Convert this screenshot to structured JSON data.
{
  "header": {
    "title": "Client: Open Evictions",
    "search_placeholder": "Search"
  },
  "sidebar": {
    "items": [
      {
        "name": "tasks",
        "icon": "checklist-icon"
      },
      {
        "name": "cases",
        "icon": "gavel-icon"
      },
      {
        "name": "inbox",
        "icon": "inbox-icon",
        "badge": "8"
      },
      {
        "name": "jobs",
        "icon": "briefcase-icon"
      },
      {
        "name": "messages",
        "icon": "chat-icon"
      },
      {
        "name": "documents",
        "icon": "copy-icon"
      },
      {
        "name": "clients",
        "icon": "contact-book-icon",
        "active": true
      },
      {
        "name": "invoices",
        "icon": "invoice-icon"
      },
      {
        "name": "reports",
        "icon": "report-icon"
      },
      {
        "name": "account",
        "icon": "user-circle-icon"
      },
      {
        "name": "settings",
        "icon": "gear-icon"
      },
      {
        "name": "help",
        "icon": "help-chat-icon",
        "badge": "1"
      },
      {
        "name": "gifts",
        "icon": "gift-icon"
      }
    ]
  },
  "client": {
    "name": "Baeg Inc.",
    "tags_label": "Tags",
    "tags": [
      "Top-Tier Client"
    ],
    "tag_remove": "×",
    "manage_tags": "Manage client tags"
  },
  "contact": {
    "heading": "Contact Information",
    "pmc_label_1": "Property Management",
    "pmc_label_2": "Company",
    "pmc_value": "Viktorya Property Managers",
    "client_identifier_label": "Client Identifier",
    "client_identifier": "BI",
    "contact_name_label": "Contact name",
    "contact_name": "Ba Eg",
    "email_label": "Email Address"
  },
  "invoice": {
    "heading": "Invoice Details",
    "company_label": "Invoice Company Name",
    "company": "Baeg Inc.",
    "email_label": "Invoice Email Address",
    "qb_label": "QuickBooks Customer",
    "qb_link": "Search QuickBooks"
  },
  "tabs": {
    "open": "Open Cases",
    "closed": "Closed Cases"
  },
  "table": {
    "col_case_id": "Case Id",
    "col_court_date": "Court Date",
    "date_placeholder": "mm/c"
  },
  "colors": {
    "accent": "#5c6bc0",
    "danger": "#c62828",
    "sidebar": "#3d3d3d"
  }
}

#####

▸ TASK DIRECTIONS
From the records above, extract every line exactly as it stands.

▸ SOLUTION TO THE PROBLEM
Convert this screenshot to structured JSON data.
{
  "header": {
    "title": "Client: Open Evictions",
    "search_placeholder": "Search"
  },
  "sidebar": {
    "items": [
      {
        "name": "tasks",
        "icon": "checklist-icon"
      },
      {
        "name": "cases",
        "icon": "gavel-icon"
      },
      {
        "name": "inbox",
        "icon": "inbox-icon",
        "badge": "8"
      },
      {
        "name": "jobs",
        "icon": "briefcase-icon"
      },
      {
        "name": "messages",
        "icon": "chat-icon"
      },
      {
        "name": "documents",
        "icon": "copy-icon"
      },
      {
        "name": "clients",
        "icon": "contact-book-icon",
        "active": true
      },
      {
        "name": "invoices",
        "icon": "invoice-icon"
      },
      {
        "name": "reports",
        "icon": "report-icon"
      },
      {
        "name": "account",
        "icon": "user-circle-icon"
      },
      {
        "name": "settings",
        "icon": "gear-icon"
      },
      {
        "name": "help",
        "icon": "help-chat-icon",
        "badge": "1"
      },
      {
        "name": "gifts",
        "icon": "gift-icon"
      }
    ]
  },
  "client": {
    "name": "Baeg Inc.",
    "tags_label": "Tags",
    "tags": [
      "Top-Tier Client"
    ],
    "tag_remove": "×",
    "manage_tags": "Manage client tags"
  },
  "contact": {
    "heading": "Contact Information",
    "pmc_label_1": "Property Management",
    "pmc_label_2": "Company",
    "pmc_value": "Viktorya Property Managers",
    "client_identifier_label": "Client Identifier",
    "client_identifier": "BI",
    "contact_name_label": "Contact name",
    "contact_name": "Ba Eg",
    "email_label": "Email Address"
  },
  "invoice": {
    "heading": "Invoice Details",
    "company_label": "Invoice Company Name",
    "company": "Baeg Inc.",
    "email_label": "Invoice Email Address",
    "qb_label": "QuickBooks Customer",
    "qb_link": "Search QuickBooks"
  },
  "tabs": {
    "open": "Open Cases",
    "closed": "Closed Cases"
  },
  "table": {
    "col_case_id": "Case Id",
    "col_court_date": "Court Date",
    "date_placeholder": "mm/c"
  },
  "colors": {
    "accent": "#5c6bc0",
    "danger": "#c62828",
    "sidebar": "#3d3d3d"
  }
}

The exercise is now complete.